◆ What is expected ◆
Count up the lines below where the word "United" shows up, and respond with the number alone.

[Start of Attachment]

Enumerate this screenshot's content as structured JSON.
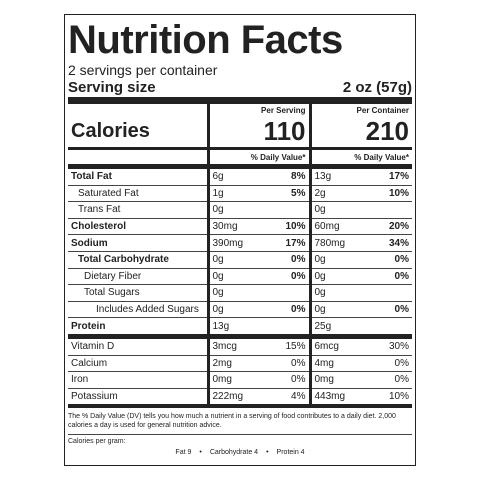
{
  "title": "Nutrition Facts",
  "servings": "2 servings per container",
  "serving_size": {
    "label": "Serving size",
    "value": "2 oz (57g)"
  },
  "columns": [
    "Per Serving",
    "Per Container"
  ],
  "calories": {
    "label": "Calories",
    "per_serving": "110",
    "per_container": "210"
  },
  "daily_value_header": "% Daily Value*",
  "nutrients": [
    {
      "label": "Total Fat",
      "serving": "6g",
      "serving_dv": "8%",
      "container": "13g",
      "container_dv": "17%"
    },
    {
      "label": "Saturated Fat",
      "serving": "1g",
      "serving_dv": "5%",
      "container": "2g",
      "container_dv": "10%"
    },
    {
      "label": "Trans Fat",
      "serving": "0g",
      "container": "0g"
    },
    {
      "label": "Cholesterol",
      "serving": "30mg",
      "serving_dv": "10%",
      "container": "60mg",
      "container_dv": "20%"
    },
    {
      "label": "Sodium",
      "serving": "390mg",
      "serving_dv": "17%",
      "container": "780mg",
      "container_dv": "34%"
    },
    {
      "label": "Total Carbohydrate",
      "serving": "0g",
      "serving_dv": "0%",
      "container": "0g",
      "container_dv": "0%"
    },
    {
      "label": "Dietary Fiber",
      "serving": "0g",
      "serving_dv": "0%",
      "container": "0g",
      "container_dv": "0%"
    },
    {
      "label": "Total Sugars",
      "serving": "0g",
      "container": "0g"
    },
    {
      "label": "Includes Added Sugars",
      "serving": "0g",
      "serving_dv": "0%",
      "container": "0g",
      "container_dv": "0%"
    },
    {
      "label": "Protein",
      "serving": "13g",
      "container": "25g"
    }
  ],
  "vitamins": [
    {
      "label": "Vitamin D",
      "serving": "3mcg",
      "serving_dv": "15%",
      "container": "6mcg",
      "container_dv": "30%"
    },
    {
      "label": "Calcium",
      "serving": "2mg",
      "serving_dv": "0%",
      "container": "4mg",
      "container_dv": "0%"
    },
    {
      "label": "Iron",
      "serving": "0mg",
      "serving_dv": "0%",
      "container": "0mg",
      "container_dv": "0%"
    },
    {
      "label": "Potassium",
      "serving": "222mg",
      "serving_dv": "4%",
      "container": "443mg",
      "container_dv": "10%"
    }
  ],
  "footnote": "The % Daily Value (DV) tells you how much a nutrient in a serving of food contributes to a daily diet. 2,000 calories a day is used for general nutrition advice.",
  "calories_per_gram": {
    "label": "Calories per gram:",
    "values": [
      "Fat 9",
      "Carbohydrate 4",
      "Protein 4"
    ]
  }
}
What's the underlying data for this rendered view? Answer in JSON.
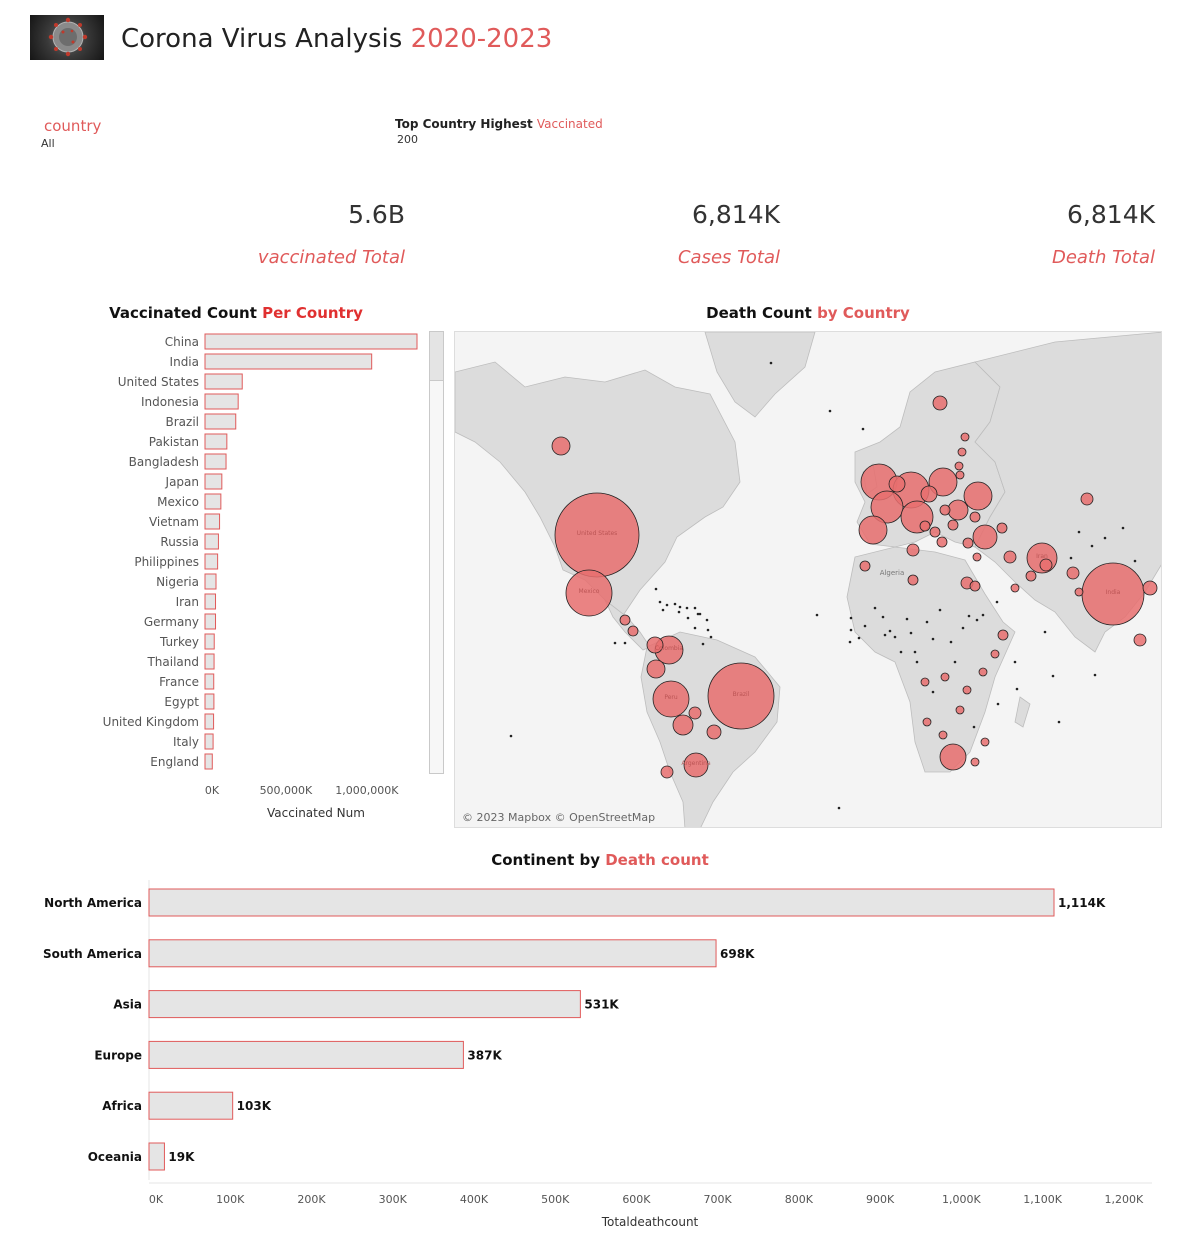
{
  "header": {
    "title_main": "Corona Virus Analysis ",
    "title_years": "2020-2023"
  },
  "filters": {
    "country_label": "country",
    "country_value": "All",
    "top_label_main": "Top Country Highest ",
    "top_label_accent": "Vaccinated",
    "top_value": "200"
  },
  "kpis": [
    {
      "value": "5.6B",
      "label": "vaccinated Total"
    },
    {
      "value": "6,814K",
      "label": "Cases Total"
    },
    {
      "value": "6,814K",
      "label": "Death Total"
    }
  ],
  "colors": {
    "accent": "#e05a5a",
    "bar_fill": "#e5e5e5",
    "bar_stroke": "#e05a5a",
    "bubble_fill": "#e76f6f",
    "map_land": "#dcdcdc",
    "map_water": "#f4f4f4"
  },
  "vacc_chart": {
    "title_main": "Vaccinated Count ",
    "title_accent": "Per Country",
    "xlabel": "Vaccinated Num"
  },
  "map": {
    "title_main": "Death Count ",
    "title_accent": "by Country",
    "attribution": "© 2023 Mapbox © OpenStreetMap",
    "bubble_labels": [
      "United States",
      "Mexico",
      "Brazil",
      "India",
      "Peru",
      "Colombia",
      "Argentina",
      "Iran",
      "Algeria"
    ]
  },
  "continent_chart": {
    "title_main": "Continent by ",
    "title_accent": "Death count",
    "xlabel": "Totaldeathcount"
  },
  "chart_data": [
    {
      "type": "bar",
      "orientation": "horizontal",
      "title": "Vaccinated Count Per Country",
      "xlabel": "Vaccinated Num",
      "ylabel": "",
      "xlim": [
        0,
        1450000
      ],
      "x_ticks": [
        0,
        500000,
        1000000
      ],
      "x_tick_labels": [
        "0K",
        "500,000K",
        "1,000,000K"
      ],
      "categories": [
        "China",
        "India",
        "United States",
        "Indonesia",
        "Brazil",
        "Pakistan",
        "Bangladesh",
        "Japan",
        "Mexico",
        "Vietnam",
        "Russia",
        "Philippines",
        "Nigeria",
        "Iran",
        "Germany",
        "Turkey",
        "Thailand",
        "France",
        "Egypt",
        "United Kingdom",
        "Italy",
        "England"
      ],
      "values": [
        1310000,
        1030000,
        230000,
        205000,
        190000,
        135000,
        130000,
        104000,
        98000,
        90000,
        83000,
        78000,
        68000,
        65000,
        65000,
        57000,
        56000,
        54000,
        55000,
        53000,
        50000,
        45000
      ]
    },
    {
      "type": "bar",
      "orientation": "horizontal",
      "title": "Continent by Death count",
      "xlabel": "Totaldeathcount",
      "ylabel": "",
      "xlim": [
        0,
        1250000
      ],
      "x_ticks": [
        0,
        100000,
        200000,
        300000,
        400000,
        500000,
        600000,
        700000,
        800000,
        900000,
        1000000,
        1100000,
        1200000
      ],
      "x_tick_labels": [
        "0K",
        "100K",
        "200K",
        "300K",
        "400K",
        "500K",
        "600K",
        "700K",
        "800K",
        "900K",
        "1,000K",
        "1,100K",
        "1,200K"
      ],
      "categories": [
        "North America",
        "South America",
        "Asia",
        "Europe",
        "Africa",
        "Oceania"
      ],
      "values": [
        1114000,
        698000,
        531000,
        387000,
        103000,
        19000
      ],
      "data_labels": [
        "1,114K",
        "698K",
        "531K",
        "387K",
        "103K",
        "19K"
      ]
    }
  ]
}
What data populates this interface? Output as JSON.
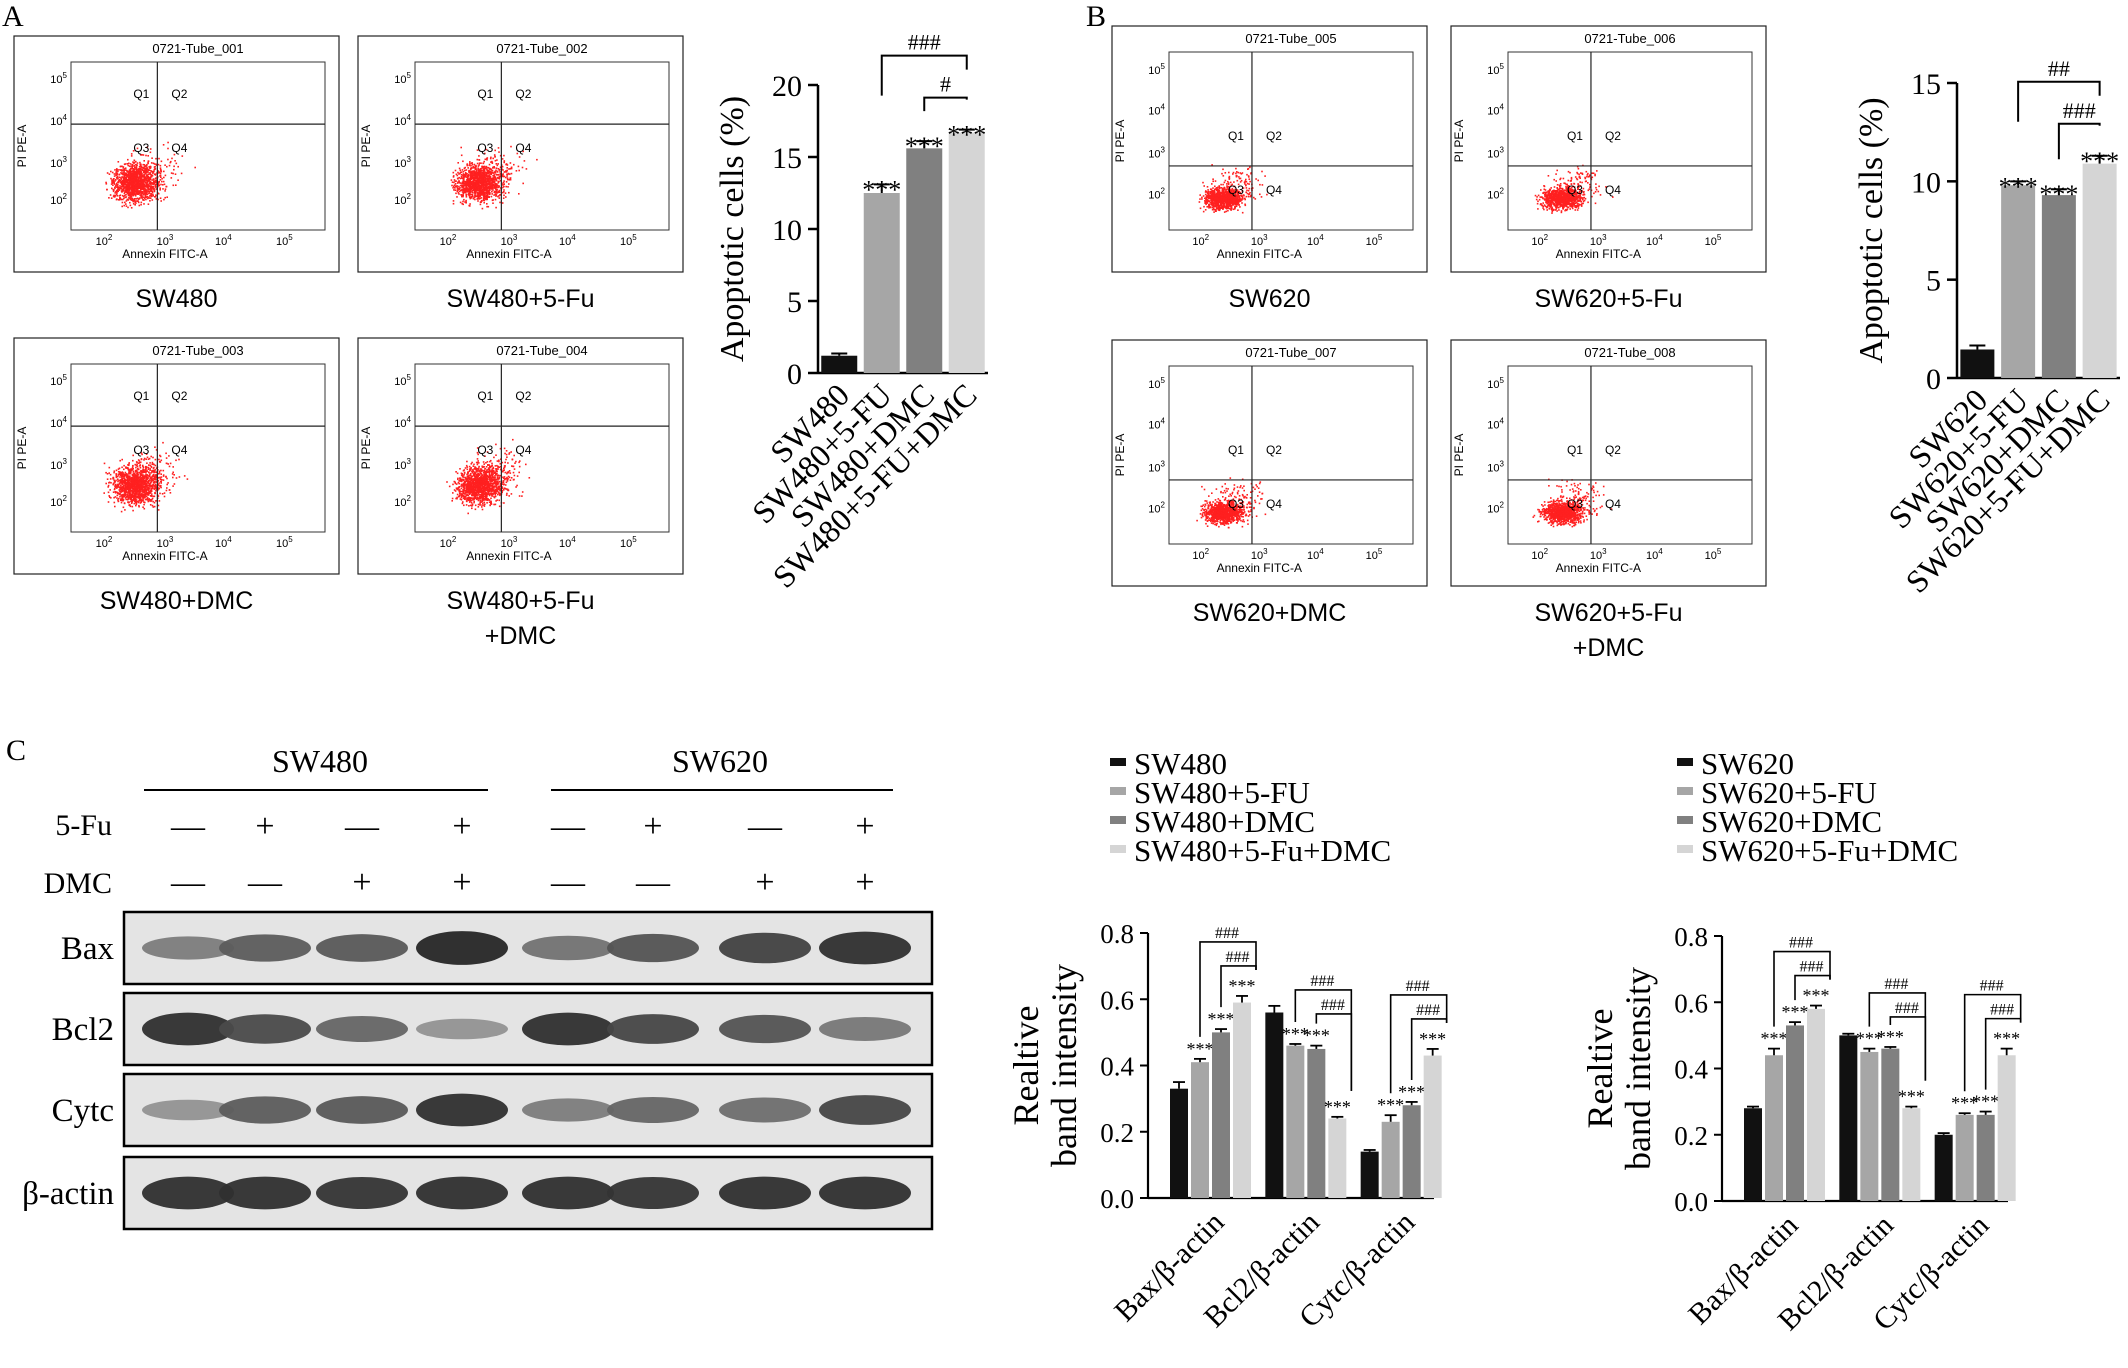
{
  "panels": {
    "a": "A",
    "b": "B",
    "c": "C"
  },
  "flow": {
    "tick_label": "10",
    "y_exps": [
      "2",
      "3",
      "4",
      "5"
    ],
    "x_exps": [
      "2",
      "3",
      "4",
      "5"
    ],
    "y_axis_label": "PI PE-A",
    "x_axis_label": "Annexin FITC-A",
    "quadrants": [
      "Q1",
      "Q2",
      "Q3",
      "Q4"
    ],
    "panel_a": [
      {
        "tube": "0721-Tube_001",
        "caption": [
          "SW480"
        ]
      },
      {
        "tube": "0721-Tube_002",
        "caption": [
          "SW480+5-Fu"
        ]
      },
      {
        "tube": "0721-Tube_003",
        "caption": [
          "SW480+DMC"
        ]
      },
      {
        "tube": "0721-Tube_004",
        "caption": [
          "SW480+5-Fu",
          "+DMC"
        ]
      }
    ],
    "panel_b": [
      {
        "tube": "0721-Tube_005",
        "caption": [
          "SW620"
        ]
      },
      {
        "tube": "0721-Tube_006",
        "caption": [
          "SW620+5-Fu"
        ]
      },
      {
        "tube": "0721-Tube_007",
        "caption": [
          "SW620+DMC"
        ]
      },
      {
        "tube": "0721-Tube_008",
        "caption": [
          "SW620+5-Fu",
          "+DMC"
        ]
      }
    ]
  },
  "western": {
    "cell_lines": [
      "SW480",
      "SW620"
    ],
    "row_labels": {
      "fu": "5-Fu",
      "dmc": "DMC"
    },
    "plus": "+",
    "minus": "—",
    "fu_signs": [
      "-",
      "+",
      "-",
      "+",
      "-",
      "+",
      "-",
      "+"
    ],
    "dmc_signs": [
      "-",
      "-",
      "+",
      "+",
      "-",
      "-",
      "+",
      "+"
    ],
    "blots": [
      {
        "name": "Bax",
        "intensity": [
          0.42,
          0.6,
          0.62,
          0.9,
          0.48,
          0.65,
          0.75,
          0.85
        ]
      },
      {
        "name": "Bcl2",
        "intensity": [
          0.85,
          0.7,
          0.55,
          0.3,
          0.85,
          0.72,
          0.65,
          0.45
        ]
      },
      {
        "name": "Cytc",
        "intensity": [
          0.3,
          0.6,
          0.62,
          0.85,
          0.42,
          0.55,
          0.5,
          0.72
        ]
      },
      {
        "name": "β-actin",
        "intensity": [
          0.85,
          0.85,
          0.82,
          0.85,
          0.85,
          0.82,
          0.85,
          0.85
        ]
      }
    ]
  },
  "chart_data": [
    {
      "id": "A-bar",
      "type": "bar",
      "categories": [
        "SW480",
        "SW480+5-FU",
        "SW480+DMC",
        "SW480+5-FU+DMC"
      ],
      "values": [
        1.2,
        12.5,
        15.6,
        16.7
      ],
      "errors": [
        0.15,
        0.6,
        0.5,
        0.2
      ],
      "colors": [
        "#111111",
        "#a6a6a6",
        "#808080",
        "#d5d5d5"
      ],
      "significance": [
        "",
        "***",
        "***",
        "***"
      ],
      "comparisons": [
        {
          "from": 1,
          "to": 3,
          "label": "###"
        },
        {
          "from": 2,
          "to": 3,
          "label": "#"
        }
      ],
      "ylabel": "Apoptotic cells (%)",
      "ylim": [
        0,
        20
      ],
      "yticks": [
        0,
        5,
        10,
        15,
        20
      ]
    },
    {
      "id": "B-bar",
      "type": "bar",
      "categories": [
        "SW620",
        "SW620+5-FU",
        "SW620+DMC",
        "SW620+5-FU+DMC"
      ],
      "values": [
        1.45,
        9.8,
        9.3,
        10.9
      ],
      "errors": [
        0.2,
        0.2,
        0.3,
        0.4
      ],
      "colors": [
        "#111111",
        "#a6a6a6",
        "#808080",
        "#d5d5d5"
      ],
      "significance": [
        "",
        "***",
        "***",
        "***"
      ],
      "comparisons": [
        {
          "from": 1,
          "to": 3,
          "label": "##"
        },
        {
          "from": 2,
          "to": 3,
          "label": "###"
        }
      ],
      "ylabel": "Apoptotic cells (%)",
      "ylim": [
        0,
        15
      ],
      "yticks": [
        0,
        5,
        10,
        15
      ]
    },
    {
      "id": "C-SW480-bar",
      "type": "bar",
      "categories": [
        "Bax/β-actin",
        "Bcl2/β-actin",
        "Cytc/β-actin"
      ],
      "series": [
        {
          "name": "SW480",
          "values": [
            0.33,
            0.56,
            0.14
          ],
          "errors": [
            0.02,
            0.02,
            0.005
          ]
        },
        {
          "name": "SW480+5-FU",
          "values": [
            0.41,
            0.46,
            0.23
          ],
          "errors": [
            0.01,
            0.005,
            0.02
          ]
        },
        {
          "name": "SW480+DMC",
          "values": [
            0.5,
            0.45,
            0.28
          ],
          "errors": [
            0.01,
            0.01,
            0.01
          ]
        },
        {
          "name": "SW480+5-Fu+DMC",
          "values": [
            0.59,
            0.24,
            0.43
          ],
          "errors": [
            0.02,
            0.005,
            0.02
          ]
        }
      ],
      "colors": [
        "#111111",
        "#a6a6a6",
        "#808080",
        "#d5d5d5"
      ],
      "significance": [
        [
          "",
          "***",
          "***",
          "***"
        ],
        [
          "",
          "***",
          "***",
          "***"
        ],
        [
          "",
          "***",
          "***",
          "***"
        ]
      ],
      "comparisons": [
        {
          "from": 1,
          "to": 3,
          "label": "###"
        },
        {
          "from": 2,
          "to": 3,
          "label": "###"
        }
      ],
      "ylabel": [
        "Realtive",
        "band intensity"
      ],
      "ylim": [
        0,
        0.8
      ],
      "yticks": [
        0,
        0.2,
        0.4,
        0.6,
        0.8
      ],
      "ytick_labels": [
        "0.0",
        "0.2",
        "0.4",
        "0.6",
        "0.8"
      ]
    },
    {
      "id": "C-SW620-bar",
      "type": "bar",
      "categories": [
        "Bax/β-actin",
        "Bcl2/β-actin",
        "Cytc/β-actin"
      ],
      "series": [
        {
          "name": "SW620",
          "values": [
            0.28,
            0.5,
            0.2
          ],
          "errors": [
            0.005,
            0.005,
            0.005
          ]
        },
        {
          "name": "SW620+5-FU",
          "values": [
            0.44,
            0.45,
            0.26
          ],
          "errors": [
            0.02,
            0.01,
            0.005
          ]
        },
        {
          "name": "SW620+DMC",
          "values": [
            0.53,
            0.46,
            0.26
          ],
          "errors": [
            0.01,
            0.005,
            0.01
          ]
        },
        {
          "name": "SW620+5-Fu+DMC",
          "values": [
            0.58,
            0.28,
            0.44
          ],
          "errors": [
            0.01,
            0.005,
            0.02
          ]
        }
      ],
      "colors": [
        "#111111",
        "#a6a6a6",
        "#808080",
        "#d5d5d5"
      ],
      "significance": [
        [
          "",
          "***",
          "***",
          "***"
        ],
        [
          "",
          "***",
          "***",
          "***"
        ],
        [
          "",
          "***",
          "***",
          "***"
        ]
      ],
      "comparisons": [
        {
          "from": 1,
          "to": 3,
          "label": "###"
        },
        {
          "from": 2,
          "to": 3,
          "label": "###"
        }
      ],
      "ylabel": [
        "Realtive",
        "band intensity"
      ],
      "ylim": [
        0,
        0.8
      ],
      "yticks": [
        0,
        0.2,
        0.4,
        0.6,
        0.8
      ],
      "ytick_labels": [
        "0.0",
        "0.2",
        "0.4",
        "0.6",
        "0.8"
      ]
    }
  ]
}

[End of Attachment]

◆ Result of the exercise ◆
3